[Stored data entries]

----------------------------------------

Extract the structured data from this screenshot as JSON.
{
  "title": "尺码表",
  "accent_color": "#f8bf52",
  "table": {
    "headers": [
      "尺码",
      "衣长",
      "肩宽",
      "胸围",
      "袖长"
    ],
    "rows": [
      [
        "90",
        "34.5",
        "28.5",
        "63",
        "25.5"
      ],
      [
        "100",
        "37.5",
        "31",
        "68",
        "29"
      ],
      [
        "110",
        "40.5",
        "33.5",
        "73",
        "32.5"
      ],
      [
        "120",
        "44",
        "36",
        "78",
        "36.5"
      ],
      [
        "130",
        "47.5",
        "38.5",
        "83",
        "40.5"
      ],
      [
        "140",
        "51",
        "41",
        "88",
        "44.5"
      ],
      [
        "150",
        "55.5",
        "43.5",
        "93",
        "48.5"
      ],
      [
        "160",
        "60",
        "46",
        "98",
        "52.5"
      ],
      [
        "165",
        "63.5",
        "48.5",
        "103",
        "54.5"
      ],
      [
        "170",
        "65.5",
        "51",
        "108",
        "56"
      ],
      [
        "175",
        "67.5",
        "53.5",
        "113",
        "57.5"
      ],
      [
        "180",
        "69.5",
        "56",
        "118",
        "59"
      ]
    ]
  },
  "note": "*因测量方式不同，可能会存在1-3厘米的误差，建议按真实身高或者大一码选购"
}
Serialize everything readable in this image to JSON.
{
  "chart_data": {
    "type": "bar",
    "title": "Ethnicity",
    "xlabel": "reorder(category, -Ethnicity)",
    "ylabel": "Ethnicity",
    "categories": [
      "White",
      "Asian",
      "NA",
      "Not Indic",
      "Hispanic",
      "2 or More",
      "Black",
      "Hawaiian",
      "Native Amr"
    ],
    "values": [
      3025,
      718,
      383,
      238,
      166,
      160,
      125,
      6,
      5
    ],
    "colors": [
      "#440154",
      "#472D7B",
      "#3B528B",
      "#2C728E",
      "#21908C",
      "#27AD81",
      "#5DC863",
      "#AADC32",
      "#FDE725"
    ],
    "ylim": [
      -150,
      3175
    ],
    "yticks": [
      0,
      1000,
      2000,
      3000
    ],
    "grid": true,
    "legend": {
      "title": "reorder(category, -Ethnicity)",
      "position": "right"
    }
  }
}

----------------------------------------

:: REQUEST ::
All lines above containing the string "Ethnicity" are to be collected.

:: WORKED SOLUTION ::
    "title": "Ethnicity",
    "xlabel": "reorder(category, -Ethnicity)",
    "ylabel": "Ethnicity",
      "title": "reorder(category, -Ethnicity)",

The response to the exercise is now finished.